The request: Look through the listing for the word "screenshot". Copy each line that has it.

Figure collection entries:
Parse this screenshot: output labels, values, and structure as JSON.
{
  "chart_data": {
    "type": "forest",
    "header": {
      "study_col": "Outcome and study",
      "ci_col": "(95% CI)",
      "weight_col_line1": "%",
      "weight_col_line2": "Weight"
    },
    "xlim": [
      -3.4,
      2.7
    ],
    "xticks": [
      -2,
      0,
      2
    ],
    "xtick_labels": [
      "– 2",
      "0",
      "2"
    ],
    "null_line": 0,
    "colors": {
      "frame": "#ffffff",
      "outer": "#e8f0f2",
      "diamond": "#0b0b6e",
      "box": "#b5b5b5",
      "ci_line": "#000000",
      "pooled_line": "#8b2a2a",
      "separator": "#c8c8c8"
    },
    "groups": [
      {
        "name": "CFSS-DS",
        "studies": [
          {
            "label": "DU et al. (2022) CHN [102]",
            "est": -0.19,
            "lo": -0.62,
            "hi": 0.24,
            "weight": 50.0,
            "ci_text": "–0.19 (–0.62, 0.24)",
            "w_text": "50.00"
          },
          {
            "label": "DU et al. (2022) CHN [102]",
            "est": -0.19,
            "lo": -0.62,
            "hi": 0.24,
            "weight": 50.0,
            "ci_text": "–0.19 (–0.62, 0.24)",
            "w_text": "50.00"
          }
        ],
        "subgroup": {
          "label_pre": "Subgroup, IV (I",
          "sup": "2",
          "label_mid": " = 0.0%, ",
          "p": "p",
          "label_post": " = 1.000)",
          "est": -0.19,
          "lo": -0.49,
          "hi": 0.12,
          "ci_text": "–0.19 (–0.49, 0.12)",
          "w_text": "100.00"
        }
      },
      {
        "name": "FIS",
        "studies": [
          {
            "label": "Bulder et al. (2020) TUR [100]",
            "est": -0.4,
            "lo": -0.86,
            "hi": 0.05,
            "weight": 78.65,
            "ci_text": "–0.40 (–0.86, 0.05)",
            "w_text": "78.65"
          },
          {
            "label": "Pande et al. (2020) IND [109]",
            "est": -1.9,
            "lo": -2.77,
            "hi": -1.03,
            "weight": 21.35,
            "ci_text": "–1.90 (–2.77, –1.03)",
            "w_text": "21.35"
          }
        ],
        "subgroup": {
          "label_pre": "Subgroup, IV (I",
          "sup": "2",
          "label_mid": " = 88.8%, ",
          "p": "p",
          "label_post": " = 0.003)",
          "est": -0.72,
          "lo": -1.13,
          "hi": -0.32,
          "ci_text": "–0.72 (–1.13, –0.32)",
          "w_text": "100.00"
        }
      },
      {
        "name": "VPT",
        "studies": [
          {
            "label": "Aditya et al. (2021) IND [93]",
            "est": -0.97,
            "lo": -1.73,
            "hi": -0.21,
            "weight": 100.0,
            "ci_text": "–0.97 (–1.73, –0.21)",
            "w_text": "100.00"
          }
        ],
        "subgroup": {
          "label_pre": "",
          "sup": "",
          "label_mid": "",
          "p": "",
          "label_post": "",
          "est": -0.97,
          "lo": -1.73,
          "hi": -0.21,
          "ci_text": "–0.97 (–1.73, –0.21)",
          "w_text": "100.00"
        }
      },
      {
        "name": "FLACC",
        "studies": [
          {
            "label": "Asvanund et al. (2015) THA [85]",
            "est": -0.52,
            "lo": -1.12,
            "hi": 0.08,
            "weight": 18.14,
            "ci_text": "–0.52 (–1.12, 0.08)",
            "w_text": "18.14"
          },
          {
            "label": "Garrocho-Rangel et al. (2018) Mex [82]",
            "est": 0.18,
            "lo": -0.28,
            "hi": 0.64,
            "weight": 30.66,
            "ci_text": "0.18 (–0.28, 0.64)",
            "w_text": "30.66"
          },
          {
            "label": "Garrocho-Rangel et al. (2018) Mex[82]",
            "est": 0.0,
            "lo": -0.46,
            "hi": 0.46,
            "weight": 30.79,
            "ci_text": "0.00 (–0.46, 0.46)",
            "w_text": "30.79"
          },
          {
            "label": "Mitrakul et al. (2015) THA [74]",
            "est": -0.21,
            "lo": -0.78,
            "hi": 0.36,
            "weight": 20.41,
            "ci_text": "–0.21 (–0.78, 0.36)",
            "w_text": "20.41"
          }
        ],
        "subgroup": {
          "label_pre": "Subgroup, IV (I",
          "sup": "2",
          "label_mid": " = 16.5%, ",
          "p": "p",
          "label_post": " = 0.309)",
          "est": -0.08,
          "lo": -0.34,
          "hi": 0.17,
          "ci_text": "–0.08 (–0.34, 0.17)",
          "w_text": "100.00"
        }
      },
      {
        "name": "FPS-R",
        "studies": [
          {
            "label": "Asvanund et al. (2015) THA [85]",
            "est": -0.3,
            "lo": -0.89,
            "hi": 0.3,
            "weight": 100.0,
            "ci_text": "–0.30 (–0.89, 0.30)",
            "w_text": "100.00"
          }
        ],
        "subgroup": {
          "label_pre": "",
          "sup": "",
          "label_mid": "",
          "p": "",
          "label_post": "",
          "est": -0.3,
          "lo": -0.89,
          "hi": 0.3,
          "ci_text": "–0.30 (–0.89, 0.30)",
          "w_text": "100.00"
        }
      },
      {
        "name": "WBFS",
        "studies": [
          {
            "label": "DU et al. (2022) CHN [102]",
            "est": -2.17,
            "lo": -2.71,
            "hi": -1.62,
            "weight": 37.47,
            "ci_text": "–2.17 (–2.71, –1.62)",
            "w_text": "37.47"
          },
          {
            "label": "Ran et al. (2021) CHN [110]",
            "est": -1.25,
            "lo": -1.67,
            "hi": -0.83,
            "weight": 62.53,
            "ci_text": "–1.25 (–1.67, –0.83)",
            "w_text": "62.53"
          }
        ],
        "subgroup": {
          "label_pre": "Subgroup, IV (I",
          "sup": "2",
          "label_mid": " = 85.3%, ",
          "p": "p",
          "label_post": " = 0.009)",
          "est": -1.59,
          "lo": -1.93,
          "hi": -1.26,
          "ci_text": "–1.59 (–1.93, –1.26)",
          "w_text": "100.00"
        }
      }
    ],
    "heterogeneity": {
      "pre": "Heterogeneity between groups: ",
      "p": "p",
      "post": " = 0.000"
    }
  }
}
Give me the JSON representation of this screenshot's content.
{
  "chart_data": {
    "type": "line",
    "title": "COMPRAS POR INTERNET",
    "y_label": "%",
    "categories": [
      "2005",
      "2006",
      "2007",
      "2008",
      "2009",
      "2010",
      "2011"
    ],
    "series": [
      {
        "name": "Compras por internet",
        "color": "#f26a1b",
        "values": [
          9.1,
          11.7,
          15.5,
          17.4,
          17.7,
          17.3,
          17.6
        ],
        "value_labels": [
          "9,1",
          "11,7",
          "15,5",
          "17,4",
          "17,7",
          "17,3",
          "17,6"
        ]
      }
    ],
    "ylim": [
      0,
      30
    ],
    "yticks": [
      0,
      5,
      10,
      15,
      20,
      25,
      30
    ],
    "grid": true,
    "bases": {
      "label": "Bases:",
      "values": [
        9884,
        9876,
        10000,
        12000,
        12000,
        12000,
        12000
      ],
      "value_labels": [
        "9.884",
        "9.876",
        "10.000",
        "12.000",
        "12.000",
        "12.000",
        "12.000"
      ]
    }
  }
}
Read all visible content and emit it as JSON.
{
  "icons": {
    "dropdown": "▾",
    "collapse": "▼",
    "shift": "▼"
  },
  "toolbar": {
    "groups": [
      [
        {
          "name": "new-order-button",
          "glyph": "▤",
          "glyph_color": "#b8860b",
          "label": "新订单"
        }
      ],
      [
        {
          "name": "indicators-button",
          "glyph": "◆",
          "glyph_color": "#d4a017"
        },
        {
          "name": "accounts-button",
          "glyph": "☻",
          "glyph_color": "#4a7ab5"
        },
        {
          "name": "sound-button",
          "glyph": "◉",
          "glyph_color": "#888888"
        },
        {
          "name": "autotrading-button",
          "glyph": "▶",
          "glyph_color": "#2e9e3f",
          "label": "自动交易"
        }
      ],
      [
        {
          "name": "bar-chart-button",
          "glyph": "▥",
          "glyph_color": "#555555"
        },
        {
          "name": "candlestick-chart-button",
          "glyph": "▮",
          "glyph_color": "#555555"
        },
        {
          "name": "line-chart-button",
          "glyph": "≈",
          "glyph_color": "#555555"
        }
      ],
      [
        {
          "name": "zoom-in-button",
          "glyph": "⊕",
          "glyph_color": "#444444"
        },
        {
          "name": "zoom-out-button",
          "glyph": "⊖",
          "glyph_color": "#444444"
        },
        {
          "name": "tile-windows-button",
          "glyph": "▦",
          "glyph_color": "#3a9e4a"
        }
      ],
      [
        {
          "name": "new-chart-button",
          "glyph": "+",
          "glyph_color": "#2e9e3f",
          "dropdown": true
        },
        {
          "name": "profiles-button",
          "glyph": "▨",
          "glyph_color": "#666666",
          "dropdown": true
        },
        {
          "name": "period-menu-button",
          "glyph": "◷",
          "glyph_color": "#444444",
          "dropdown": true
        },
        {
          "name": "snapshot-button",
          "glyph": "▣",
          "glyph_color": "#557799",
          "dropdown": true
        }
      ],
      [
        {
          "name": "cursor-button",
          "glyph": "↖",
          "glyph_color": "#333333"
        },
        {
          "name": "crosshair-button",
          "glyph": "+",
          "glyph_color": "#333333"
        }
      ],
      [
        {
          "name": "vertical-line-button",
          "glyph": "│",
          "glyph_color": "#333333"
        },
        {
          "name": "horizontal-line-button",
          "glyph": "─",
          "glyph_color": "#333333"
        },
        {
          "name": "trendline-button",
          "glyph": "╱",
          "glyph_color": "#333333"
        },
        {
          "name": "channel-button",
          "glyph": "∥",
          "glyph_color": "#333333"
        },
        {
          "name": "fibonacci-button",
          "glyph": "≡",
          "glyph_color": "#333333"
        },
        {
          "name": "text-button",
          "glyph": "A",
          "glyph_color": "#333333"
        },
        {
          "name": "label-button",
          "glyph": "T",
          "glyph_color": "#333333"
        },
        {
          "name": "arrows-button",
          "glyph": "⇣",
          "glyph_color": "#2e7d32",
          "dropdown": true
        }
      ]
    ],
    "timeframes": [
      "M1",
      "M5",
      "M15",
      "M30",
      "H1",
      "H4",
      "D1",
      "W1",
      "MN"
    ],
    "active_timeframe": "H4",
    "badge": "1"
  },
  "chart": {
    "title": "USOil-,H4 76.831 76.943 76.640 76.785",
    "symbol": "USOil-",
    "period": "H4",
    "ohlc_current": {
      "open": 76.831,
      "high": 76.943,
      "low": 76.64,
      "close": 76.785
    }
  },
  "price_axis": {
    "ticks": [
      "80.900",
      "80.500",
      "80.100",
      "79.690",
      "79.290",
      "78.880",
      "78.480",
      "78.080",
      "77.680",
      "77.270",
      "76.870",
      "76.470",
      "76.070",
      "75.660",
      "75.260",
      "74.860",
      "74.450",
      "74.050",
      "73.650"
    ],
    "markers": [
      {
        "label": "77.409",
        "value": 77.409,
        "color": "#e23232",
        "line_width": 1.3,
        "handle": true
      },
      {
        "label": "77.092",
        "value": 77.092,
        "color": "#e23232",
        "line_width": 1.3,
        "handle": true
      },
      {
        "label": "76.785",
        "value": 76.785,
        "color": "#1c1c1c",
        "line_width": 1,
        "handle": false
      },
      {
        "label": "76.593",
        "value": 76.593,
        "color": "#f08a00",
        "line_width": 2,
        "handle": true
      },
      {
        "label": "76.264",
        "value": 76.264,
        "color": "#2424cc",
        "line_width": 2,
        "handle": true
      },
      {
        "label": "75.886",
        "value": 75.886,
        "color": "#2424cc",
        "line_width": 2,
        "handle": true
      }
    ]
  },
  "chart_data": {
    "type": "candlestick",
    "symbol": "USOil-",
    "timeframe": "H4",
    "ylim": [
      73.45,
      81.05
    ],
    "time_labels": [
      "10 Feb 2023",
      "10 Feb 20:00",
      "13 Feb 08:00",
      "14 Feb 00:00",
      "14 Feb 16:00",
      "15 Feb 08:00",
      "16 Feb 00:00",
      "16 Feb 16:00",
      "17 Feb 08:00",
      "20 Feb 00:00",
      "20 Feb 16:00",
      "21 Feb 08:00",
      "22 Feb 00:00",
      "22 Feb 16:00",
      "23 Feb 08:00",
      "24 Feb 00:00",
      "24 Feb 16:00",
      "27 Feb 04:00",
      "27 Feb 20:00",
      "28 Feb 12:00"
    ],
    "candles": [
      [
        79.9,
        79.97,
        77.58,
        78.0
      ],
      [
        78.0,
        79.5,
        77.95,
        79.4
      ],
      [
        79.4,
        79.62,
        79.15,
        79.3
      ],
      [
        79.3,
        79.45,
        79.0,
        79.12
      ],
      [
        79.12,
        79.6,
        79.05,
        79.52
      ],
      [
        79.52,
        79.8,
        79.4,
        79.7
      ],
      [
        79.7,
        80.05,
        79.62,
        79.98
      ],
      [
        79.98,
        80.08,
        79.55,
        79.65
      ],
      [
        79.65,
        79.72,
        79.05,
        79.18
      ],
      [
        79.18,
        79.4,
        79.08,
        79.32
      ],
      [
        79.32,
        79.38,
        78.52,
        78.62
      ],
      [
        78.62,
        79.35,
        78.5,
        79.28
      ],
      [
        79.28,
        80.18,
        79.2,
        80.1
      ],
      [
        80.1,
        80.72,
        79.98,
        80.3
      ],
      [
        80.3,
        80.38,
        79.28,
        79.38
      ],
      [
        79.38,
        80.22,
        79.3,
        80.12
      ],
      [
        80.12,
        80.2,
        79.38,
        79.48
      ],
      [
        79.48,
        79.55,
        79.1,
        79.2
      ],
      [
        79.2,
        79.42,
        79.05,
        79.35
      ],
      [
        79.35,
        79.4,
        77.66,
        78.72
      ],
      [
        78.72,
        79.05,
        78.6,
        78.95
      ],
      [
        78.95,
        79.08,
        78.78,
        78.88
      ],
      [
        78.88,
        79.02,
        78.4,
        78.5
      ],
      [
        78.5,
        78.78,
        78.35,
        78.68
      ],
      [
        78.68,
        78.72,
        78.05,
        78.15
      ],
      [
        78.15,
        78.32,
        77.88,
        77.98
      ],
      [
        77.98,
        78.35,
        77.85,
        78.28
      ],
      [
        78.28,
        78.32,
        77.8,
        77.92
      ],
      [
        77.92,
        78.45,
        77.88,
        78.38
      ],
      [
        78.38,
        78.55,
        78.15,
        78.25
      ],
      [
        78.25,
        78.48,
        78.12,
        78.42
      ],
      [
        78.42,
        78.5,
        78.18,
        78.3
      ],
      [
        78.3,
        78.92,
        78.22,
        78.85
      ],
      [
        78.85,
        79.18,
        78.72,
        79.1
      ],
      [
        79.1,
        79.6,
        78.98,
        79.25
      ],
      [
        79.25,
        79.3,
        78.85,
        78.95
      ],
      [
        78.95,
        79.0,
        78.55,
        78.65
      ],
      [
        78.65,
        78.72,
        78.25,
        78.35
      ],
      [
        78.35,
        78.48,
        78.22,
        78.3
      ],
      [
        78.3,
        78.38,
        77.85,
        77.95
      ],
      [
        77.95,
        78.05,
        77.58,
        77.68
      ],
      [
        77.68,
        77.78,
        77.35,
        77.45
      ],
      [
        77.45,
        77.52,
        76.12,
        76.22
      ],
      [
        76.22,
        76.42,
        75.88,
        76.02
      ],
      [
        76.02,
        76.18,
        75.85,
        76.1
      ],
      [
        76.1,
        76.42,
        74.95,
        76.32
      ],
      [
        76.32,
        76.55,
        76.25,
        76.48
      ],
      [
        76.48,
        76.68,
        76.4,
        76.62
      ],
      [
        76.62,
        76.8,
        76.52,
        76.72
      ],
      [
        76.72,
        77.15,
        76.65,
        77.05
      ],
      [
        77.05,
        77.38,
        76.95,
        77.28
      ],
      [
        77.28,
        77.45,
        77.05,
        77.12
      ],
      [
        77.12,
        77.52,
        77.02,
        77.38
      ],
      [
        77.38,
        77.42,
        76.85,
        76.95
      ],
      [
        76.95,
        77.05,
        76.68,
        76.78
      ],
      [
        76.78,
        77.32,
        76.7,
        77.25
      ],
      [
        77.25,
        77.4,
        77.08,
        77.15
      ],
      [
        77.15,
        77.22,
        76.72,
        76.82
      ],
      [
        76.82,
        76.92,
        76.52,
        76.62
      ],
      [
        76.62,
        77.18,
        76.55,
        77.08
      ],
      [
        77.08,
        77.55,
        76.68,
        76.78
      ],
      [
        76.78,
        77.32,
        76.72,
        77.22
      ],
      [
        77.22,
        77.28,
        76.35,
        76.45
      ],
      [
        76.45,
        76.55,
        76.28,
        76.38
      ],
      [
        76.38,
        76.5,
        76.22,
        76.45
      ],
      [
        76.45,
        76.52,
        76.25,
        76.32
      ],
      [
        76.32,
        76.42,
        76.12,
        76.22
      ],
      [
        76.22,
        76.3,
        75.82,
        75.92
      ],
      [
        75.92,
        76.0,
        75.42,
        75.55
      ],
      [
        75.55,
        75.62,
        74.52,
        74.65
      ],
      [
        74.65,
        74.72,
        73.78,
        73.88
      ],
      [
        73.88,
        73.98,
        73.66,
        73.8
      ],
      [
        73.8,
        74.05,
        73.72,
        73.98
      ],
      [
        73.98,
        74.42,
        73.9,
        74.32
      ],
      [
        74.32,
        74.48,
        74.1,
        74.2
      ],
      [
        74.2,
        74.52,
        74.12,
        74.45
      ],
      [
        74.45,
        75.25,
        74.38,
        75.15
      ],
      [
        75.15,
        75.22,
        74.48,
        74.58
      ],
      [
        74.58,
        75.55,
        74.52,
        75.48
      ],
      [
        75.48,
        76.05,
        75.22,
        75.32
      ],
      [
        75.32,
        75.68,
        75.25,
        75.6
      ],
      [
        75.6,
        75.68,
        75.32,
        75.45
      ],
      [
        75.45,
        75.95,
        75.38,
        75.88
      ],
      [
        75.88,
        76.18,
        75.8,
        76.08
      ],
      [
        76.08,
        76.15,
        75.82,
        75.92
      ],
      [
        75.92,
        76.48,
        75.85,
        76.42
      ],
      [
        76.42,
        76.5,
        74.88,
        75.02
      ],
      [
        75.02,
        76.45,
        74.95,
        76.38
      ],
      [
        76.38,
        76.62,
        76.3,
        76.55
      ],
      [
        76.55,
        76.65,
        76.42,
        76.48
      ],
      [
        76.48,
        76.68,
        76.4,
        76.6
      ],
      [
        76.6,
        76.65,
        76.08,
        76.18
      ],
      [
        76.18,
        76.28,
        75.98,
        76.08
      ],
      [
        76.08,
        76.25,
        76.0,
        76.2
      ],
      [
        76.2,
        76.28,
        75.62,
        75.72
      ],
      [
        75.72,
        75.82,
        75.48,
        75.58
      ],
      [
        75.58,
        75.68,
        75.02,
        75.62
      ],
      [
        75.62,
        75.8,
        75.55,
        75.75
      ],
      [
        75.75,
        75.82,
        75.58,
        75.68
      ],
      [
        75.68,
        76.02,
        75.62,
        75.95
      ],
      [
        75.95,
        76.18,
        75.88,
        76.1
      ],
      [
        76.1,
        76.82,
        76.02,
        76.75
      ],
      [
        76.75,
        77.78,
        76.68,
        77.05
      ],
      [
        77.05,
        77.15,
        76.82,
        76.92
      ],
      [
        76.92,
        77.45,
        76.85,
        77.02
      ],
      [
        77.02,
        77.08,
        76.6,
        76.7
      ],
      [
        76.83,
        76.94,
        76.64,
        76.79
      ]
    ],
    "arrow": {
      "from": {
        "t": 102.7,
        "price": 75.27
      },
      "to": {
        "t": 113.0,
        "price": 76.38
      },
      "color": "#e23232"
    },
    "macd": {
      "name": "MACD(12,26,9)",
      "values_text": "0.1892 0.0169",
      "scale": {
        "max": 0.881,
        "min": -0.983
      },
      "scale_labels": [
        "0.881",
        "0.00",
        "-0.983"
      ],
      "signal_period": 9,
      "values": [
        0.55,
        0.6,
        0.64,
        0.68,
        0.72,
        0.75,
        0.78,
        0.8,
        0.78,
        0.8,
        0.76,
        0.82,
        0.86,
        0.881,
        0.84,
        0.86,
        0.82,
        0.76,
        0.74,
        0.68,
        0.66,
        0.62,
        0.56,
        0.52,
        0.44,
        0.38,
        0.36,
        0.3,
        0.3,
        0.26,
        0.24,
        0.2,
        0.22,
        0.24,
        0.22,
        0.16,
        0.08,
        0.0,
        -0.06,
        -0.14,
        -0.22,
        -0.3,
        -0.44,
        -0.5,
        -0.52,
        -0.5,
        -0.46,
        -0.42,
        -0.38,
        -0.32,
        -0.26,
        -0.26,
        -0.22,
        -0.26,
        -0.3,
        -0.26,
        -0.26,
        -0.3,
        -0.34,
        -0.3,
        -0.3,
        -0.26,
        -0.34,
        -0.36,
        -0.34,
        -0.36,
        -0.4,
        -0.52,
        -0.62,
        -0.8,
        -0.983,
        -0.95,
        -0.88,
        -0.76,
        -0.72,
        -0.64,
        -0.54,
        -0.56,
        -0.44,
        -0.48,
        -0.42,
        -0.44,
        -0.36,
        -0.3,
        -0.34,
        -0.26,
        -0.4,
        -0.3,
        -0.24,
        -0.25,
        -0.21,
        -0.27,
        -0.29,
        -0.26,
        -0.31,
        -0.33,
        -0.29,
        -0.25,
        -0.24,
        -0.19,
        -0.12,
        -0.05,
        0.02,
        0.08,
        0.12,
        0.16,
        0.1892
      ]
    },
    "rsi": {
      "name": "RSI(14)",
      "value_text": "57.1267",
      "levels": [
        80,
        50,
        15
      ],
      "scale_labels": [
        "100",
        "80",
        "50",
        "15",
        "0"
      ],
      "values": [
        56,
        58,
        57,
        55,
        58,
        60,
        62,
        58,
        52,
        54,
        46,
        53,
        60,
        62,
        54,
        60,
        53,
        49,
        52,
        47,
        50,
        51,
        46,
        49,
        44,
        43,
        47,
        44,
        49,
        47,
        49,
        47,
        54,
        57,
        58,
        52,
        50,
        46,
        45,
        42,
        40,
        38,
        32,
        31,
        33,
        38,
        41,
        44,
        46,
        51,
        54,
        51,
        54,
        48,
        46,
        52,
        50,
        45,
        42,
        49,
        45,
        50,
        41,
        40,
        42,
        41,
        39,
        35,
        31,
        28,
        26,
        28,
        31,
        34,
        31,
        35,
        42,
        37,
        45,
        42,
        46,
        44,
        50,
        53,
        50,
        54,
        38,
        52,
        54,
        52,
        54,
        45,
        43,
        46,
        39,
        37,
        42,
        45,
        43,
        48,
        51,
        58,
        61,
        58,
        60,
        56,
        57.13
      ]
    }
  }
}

Written answer:
Parse this screenshot: output labels, values, and structure as JSON.
Give me the JSON representation of this screenshot's content.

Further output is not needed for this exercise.